== What to do ==
Pick out each line containing the string "硅质黏土质页岩相".

-------- Dataset extract

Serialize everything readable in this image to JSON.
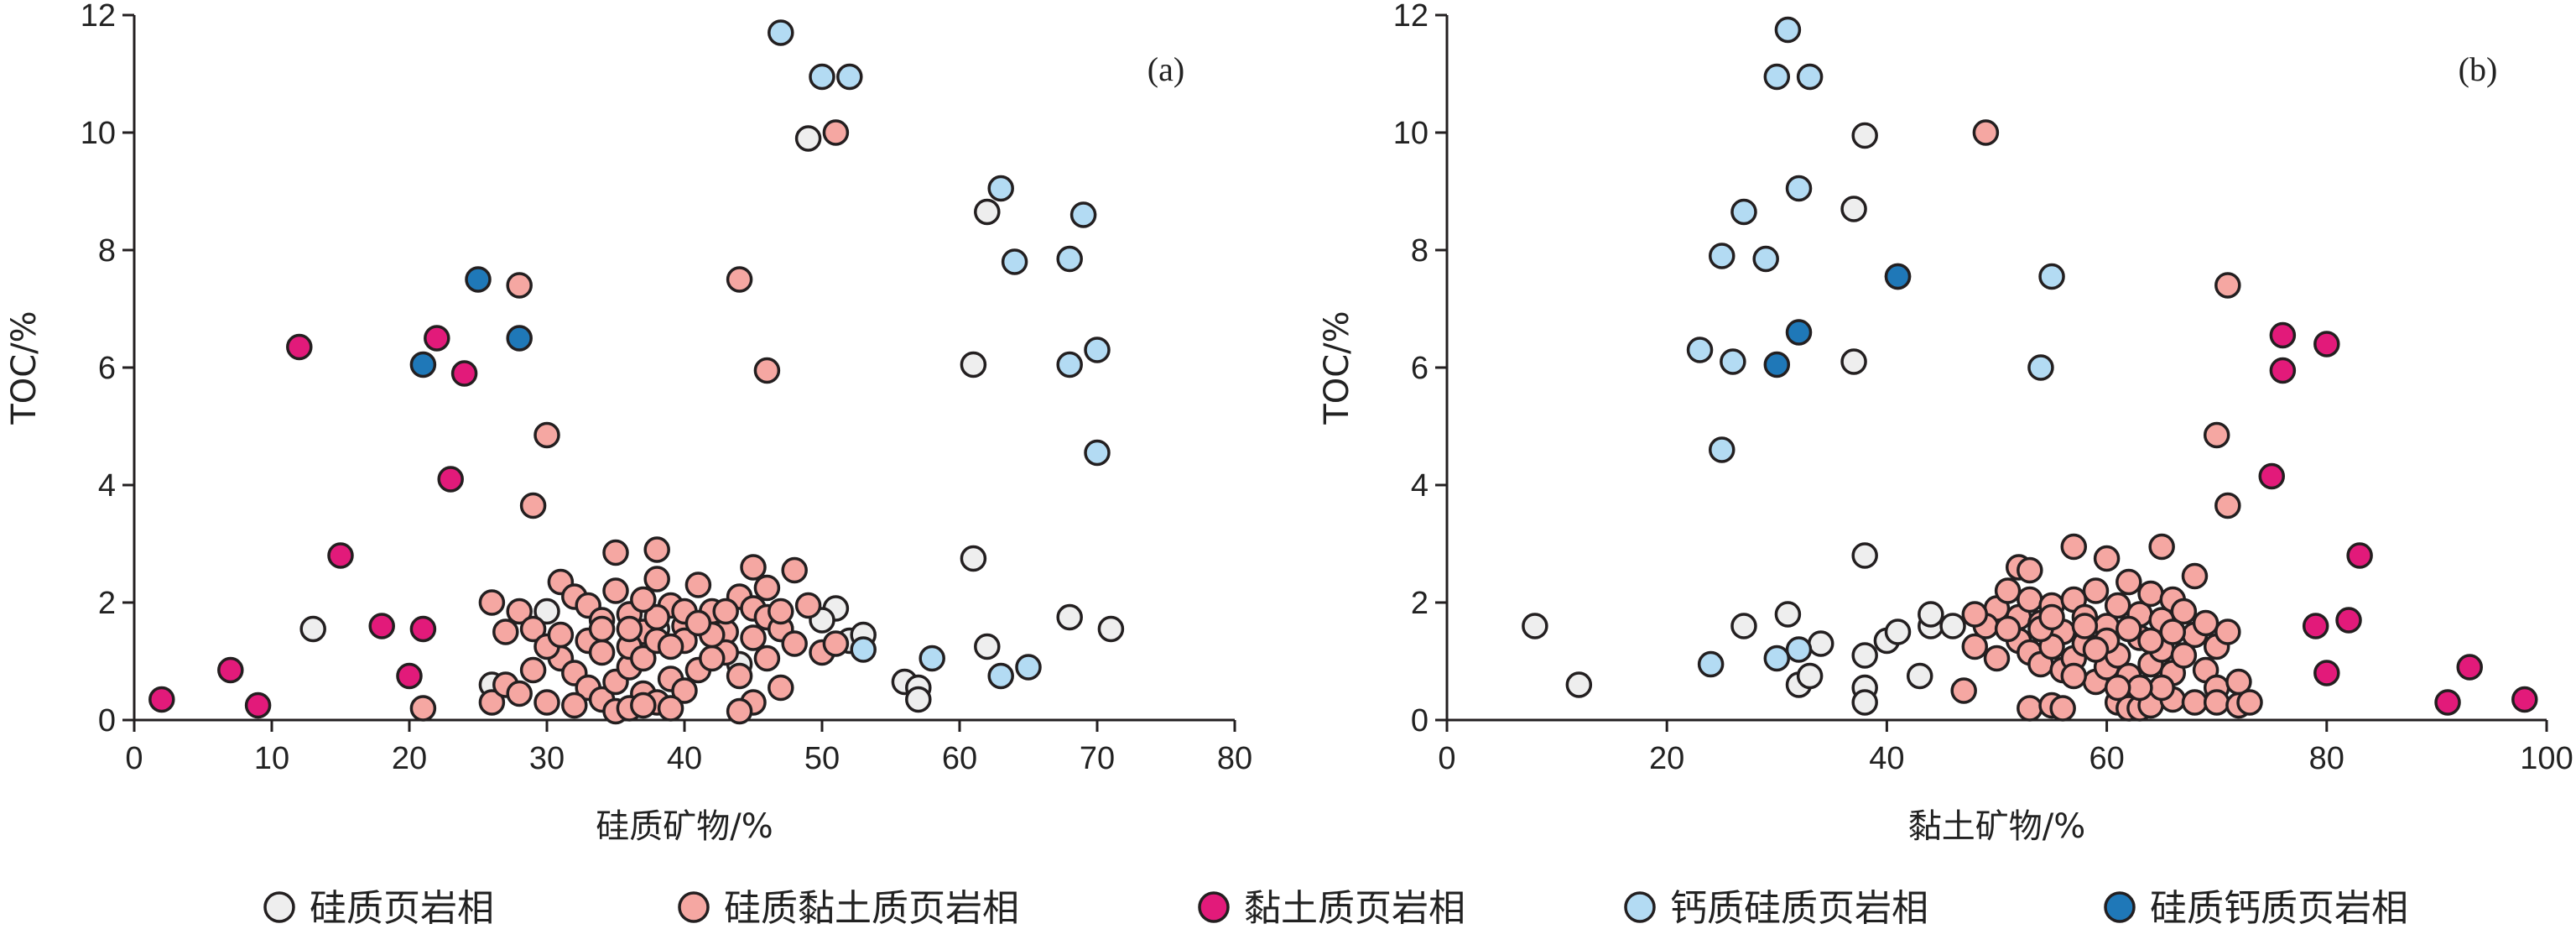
{
  "chart_data": [
    {
      "type": "scatter",
      "panel_label": "(a)",
      "xlabel": "硅质矿物/%",
      "ylabel": "TOC/%",
      "xlim": [
        0,
        80
      ],
      "ylim": [
        0,
        12
      ],
      "xticks": [
        0,
        10,
        20,
        30,
        40,
        50,
        60,
        70,
        80
      ],
      "yticks": [
        0,
        2,
        4,
        6,
        8,
        10,
        12
      ],
      "grid": false,
      "series": [
        {
          "name": "硅质页岩相",
          "points": [
            [
              13,
              1.55
            ],
            [
              49,
              9.9
            ],
            [
              62,
              8.65
            ],
            [
              61,
              6.05
            ],
            [
              61,
              2.75
            ],
            [
              62,
              1.25
            ],
            [
              68,
              1.75
            ],
            [
              71,
              1.55
            ],
            [
              51,
              1.9
            ],
            [
              50,
              1.7
            ],
            [
              52,
              1.35
            ],
            [
              53,
              1.45
            ],
            [
              56,
              0.65
            ],
            [
              57,
              0.55
            ],
            [
              57,
              0.35
            ],
            [
              26,
              0.6
            ],
            [
              47,
              1.55
            ],
            [
              38,
              1.55
            ],
            [
              30,
              1.85
            ],
            [
              44,
              0.95
            ]
          ]
        },
        {
          "name": "硅质黏土质页岩相",
          "points": [
            [
              28,
              7.4
            ],
            [
              44,
              7.5
            ],
            [
              46,
              5.95
            ],
            [
              51,
              10.0
            ],
            [
              30,
              4.85
            ],
            [
              29,
              3.65
            ],
            [
              35,
              2.85
            ],
            [
              38,
              2.9
            ],
            [
              45,
              2.6
            ],
            [
              48,
              2.55
            ],
            [
              26,
              2.0
            ],
            [
              27,
              1.5
            ],
            [
              28,
              1.85
            ],
            [
              29,
              1.55
            ],
            [
              31,
              2.35
            ],
            [
              32,
              2.1
            ],
            [
              33,
              1.95
            ],
            [
              34,
              1.7
            ],
            [
              35,
              2.2
            ],
            [
              36,
              1.8
            ],
            [
              37,
              1.5
            ],
            [
              38,
              2.4
            ],
            [
              39,
              1.95
            ],
            [
              40,
              1.6
            ],
            [
              41,
              2.3
            ],
            [
              42,
              1.85
            ],
            [
              43,
              1.5
            ],
            [
              44,
              2.1
            ],
            [
              45,
              1.9
            ],
            [
              46,
              1.75
            ],
            [
              47,
              1.55
            ],
            [
              48,
              1.3
            ],
            [
              49,
              1.95
            ],
            [
              31,
              1.05
            ],
            [
              32,
              0.8
            ],
            [
              33,
              0.55
            ],
            [
              34,
              0.35
            ],
            [
              35,
              0.65
            ],
            [
              36,
              0.9
            ],
            [
              37,
              0.45
            ],
            [
              38,
              0.3
            ],
            [
              39,
              0.7
            ],
            [
              40,
              0.5
            ],
            [
              41,
              0.85
            ],
            [
              43,
              1.15
            ],
            [
              44,
              0.75
            ],
            [
              45,
              0.3
            ],
            [
              46,
              1.05
            ],
            [
              47,
              0.55
            ],
            [
              30,
              0.3
            ],
            [
              32,
              0.25
            ],
            [
              35,
              0.15
            ],
            [
              36,
              0.2
            ],
            [
              37,
              0.25
            ],
            [
              39,
              0.2
            ],
            [
              44,
              0.15
            ],
            [
              21,
              0.2
            ],
            [
              26,
              0.3
            ],
            [
              27,
              0.6
            ],
            [
              28,
              0.45
            ],
            [
              29,
              0.85
            ],
            [
              30,
              1.25
            ],
            [
              31,
              1.45
            ],
            [
              33,
              1.35
            ],
            [
              34,
              1.15
            ],
            [
              36,
              1.25
            ],
            [
              37,
              1.05
            ],
            [
              38,
              1.75
            ],
            [
              40,
              1.35
            ],
            [
              42,
              1.05
            ],
            [
              43,
              1.85
            ],
            [
              45,
              1.4
            ],
            [
              46,
              2.25
            ],
            [
              47,
              1.85
            ],
            [
              50,
              1.15
            ],
            [
              51,
              1.3
            ],
            [
              34,
              1.55
            ],
            [
              36,
              1.55
            ],
            [
              38,
              1.35
            ],
            [
              40,
              1.85
            ],
            [
              42,
              1.45
            ],
            [
              37,
              2.05
            ],
            [
              39,
              1.25
            ],
            [
              41,
              1.65
            ]
          ]
        },
        {
          "name": "黏土质页岩相",
          "points": [
            [
              2,
              0.35
            ],
            [
              7,
              0.85
            ],
            [
              9,
              0.25
            ],
            [
              12,
              6.35
            ],
            [
              15,
              2.8
            ],
            [
              18,
              1.6
            ],
            [
              20,
              0.75
            ],
            [
              21,
              1.55
            ],
            [
              22,
              6.5
            ],
            [
              23,
              4.1
            ],
            [
              24,
              5.9
            ]
          ]
        },
        {
          "name": "钙质硅质页岩相",
          "points": [
            [
              47,
              11.7
            ],
            [
              50,
              10.95
            ],
            [
              52,
              10.95
            ],
            [
              63,
              9.05
            ],
            [
              64,
              7.8
            ],
            [
              68,
              7.85
            ],
            [
              69,
              8.6
            ],
            [
              68,
              6.05
            ],
            [
              70,
              6.3
            ],
            [
              70,
              4.55
            ],
            [
              53,
              1.2
            ],
            [
              58,
              1.05
            ],
            [
              63,
              0.75
            ],
            [
              65,
              0.9
            ]
          ]
        },
        {
          "name": "硅质钙质页岩相",
          "points": [
            [
              25,
              7.5
            ],
            [
              28,
              6.5
            ],
            [
              21,
              6.05
            ]
          ]
        }
      ]
    },
    {
      "type": "scatter",
      "panel_label": "(b)",
      "xlabel": "黏土矿物/%",
      "ylabel": "TOC/%",
      "xlim": [
        0,
        100
      ],
      "ylim": [
        0,
        12
      ],
      "xticks": [
        0,
        20,
        40,
        60,
        80,
        100
      ],
      "yticks": [
        0,
        2,
        4,
        6,
        8,
        10,
        12
      ],
      "grid": false,
      "series": [
        {
          "name": "硅质页岩相",
          "points": [
            [
              8,
              1.6
            ],
            [
              12,
              0.6
            ],
            [
              27,
              1.6
            ],
            [
              31,
              1.8
            ],
            [
              32,
              0.6
            ],
            [
              33,
              0.75
            ],
            [
              34,
              1.3
            ],
            [
              37,
              8.7
            ],
            [
              37,
              6.1
            ],
            [
              38,
              9.95
            ],
            [
              38,
              2.8
            ],
            [
              38,
              0.55
            ],
            [
              38,
              0.3
            ],
            [
              38,
              1.1
            ],
            [
              40,
              1.35
            ],
            [
              41,
              1.5
            ],
            [
              43,
              0.75
            ],
            [
              44,
              1.6
            ],
            [
              44,
              1.8
            ],
            [
              46,
              1.6
            ]
          ]
        },
        {
          "name": "硅质黏土质页岩相",
          "points": [
            [
              49,
              10.0
            ],
            [
              71,
              7.4
            ],
            [
              70,
              4.85
            ],
            [
              71,
              3.65
            ],
            [
              57,
              2.95
            ],
            [
              65,
              2.95
            ],
            [
              60,
              2.75
            ],
            [
              68,
              2.45
            ],
            [
              52,
              2.6
            ],
            [
              53,
              2.55
            ],
            [
              50,
              1.9
            ],
            [
              51,
              2.2
            ],
            [
              52,
              1.75
            ],
            [
              53,
              2.05
            ],
            [
              54,
              1.65
            ],
            [
              55,
              1.95
            ],
            [
              56,
              1.5
            ],
            [
              57,
              2.05
            ],
            [
              58,
              1.75
            ],
            [
              59,
              2.2
            ],
            [
              60,
              1.6
            ],
            [
              61,
              1.95
            ],
            [
              62,
              2.35
            ],
            [
              63,
              1.8
            ],
            [
              64,
              2.15
            ],
            [
              65,
              1.7
            ],
            [
              66,
              2.05
            ],
            [
              67,
              1.85
            ],
            [
              68,
              1.45
            ],
            [
              69,
              1.65
            ],
            [
              70,
              1.25
            ],
            [
              71,
              1.5
            ],
            [
              48,
              1.25
            ],
            [
              49,
              1.6
            ],
            [
              50,
              1.05
            ],
            [
              52,
              1.35
            ],
            [
              53,
              1.15
            ],
            [
              54,
              0.95
            ],
            [
              55,
              1.25
            ],
            [
              56,
              0.85
            ],
            [
              57,
              1.05
            ],
            [
              58,
              1.3
            ],
            [
              59,
              0.65
            ],
            [
              60,
              0.9
            ],
            [
              61,
              1.1
            ],
            [
              62,
              0.75
            ],
            [
              63,
              1.4
            ],
            [
              64,
              0.95
            ],
            [
              65,
              1.2
            ],
            [
              66,
              0.8
            ],
            [
              67,
              1.1
            ],
            [
              69,
              0.85
            ],
            [
              70,
              0.55
            ],
            [
              72,
              0.65
            ],
            [
              47,
              0.5
            ],
            [
              53,
              0.2
            ],
            [
              55,
              0.25
            ],
            [
              56,
              0.2
            ],
            [
              61,
              0.3
            ],
            [
              62,
              0.2
            ],
            [
              63,
              0.2
            ],
            [
              64,
              0.25
            ],
            [
              66,
              0.35
            ],
            [
              68,
              0.3
            ],
            [
              70,
              0.3
            ],
            [
              72,
              0.25
            ],
            [
              73,
              0.3
            ],
            [
              54,
              1.55
            ],
            [
              58,
              1.6
            ],
            [
              62,
              1.55
            ],
            [
              66,
              1.5
            ],
            [
              60,
              1.35
            ],
            [
              64,
              1.35
            ],
            [
              55,
              1.75
            ],
            [
              59,
              1.2
            ],
            [
              65,
              0.55
            ],
            [
              63,
              0.55
            ],
            [
              57,
              0.75
            ],
            [
              61,
              0.55
            ],
            [
              51,
              1.55
            ],
            [
              48,
              1.8
            ]
          ]
        },
        {
          "name": "黏土质页岩相",
          "points": [
            [
              41,
              7.55
            ],
            [
              75,
              4.15
            ],
            [
              76,
              6.55
            ],
            [
              76,
              5.95
            ],
            [
              80,
              6.4
            ],
            [
              83,
              2.8
            ],
            [
              79,
              1.6
            ],
            [
              82,
              1.7
            ],
            [
              80,
              0.8
            ],
            [
              91,
              0.3
            ],
            [
              93,
              0.9
            ],
            [
              98,
              0.35
            ]
          ]
        },
        {
          "name": "钙质硅质页岩相",
          "points": [
            [
              31,
              11.75
            ],
            [
              30,
              10.95
            ],
            [
              33,
              10.95
            ],
            [
              32,
              9.05
            ],
            [
              27,
              8.65
            ],
            [
              25,
              7.9
            ],
            [
              29,
              7.85
            ],
            [
              23,
              6.3
            ],
            [
              26,
              6.1
            ],
            [
              25,
              4.6
            ],
            [
              55,
              7.55
            ],
            [
              54,
              6.0
            ],
            [
              24,
              0.95
            ],
            [
              30,
              1.05
            ],
            [
              32,
              1.2
            ]
          ]
        },
        {
          "name": "硅质钙质页岩相",
          "points": [
            [
              30,
              6.05
            ],
            [
              32,
              6.6
            ],
            [
              41,
              7.55
            ]
          ]
        }
      ]
    }
  ],
  "series_colors": {
    "硅质页岩相": "#eeeeee",
    "硅质黏土质页岩相": "#f5a7a2",
    "黏土质页岩相": "#e21a7a",
    "钙质硅质页岩相": "#b3dbf3",
    "硅质钙质页岩相": "#1f78b8"
  },
  "legend": {
    "placement": "bottom",
    "items": [
      "硅质页岩相",
      "硅质黏土质页岩相",
      "黏土质页岩相",
      "钙质硅质页岩相",
      "硅质钙质页岩相"
    ]
  }
}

----------------

== Solution for this task ==
          "name": "硅质黏土质页岩相",
          "name": "硅质黏土质页岩相",
    "硅质黏土质页岩相": "#f5a7a2",
      "硅质黏土质页岩相",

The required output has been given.